Lift every line from the entries that includes the word "kênh".

Input
▬▬▬▬▬▬▬▬▬▬

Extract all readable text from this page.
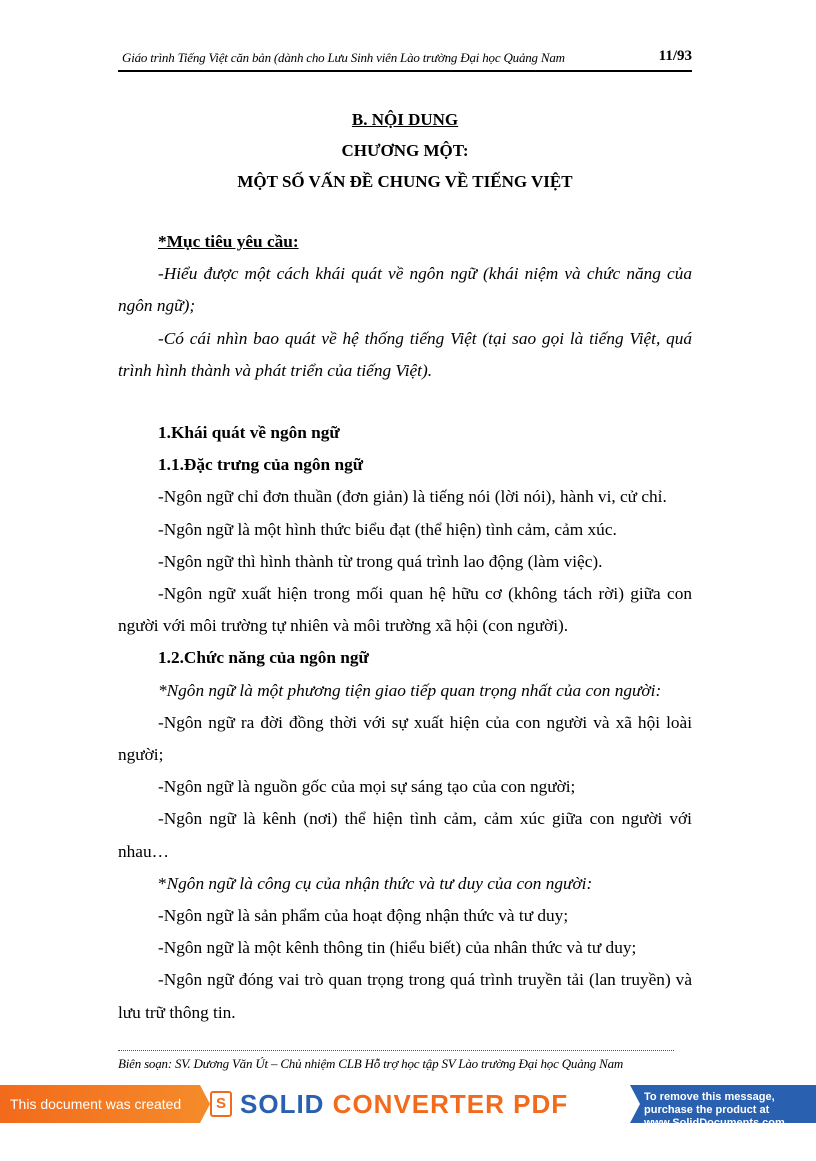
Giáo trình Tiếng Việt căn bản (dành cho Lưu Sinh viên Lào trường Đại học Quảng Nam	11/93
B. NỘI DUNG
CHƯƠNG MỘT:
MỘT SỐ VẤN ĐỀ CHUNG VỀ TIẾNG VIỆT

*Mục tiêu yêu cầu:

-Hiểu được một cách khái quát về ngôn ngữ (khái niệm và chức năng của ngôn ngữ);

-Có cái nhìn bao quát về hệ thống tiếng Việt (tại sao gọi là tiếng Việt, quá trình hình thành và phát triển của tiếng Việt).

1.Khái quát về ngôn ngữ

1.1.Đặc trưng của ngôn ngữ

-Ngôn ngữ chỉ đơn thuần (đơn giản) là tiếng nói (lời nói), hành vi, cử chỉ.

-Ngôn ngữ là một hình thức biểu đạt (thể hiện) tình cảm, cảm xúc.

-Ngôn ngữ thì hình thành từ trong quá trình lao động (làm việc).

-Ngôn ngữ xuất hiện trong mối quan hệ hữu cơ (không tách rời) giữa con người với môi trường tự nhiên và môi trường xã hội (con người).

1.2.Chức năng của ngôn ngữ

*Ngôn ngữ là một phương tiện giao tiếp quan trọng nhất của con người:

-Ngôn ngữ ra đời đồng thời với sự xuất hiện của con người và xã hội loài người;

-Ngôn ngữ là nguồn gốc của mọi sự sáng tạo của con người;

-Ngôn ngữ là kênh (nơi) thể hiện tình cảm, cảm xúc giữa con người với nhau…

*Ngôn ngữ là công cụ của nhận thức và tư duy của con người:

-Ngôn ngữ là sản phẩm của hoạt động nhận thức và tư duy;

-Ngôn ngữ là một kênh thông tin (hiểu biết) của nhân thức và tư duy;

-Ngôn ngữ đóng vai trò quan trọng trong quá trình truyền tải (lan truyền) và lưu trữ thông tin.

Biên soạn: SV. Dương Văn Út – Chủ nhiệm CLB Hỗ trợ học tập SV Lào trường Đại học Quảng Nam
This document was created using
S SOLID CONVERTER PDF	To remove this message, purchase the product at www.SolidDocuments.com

▬▬▬▬▬▬▬▬▬▬

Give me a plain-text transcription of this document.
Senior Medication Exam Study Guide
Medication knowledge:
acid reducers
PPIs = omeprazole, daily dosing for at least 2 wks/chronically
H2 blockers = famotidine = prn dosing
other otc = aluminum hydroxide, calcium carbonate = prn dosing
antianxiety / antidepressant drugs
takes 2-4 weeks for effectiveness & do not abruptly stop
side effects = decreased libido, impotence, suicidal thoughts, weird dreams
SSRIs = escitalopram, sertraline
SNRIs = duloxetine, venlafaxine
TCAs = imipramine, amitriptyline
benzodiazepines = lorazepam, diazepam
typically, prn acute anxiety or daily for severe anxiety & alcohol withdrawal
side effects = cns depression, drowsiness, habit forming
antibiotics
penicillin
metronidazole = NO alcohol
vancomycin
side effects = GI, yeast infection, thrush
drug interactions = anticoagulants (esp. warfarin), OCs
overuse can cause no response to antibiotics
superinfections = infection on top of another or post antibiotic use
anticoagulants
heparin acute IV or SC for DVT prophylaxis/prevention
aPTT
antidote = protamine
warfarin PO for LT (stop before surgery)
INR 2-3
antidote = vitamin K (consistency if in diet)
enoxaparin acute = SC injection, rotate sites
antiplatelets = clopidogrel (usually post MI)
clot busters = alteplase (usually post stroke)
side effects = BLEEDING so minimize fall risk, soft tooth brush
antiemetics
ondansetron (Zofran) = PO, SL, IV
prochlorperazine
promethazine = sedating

▬▬▬▬▬▬▬▬▬▬

Answer
-Ngôn ngữ là kênh (nơi) thể hiện tình cảm, cảm xúc giữa con người với nhau…
-Ngôn ngữ là một kênh thông tin (hiểu biết) của nhân thức và tư duy;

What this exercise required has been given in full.